- [TASK REQUIREMENTS]: Reproduce the passage from the text on Lisp web development word for word, starting at "And there's a" and going up to and including "top of Node.js.".

- [EXCERPTED TEXT]:
Racket can probably do everything you want (i.e. serve as its own 'LAMP stack').

Clojure with whatever the standard libraries are nowadays is easy to get setup and running.

I'm sure there's a common Common Lisp set of libraries for web apps too.

And there's a variety of smaller Lisp projects for various other runtime environments, e.g. various Lisp-to-JavaScript transpilers that you could run on top of Node.js.


> Racket can probably do everything you want (i.e. serve as its own 'LAMP stack').

Here's a quick tutorial on web applications in Racket: https://docs.racket-lang.org/web-server/index.html


Here's a run through a simple Clojure web app http://www.luminusweb.net/docs

and here is some documentation on deployment http://www.luminusweb.net/docs/deployment.html


To add to this, I have found the source code of 'grumpy.website' a nice example project: https://github.com/tonsky/grumpy


For Common Lisp you have a lot of options. I think https://lisp-journey.gitlab.io/web-dev/ serves as a good overview of entry points for them. There's also a short and relatively recent pay-what-you-want ebook available that might be useful: https://leanpub.com/lispweb (And while I'm at it I appreciated this ebook https://www.darkchestnut.com/book-common-lisp-application-de... for its relevance to the professional programmer who is used to how things are done in JavaLand; it also briefly covers server-side app development and deployment)

The closest to literally LAMP would just be LAML. Configure Apache to reverse-proxy to your Lisp application running its own web server (Hunchentoot is a popular base choice to get up and running) on some local port and use CLSQL to talk to MySQL.

Structured page parsing data

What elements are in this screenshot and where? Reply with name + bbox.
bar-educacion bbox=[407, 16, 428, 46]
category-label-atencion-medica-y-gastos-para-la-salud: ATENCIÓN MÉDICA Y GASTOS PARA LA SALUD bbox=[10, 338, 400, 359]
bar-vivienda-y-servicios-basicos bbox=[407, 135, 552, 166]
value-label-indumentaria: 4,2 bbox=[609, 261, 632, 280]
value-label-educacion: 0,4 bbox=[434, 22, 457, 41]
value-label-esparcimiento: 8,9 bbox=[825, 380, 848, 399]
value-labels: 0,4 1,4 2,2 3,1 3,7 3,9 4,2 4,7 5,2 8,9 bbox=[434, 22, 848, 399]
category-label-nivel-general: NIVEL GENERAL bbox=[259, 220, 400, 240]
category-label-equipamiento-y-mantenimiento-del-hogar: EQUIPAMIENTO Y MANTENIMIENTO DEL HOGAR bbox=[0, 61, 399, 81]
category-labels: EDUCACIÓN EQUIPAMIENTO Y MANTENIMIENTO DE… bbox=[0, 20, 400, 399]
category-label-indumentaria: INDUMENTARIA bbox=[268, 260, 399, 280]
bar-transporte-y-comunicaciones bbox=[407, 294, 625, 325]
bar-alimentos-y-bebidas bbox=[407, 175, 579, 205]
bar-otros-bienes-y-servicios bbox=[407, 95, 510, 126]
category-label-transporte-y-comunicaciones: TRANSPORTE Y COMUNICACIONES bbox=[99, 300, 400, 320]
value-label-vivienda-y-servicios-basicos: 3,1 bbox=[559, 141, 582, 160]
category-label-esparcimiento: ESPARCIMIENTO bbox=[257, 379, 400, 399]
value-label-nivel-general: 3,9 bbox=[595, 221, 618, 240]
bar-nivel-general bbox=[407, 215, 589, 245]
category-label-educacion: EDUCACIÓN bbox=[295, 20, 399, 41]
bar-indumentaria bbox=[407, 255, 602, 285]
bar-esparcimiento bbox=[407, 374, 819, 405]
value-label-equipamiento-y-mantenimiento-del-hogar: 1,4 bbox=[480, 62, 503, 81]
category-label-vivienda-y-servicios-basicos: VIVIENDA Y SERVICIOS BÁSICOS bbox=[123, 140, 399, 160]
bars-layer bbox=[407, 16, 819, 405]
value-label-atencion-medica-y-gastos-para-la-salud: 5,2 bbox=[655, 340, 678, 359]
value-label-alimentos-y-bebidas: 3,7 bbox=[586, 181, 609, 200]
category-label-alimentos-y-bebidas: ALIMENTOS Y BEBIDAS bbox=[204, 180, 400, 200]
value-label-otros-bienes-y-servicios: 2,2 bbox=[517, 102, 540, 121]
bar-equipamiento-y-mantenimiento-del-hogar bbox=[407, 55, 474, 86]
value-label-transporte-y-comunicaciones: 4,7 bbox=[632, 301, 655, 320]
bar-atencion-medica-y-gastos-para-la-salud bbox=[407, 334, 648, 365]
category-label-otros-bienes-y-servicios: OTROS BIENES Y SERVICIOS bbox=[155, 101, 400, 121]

- [ANSWER FOR THE TASK]:
And there's a variety of smaller Lisp projects for various other runtime environments, e.g. various Lisp-to-JavaScript transpilers that you could run on top of Node.js.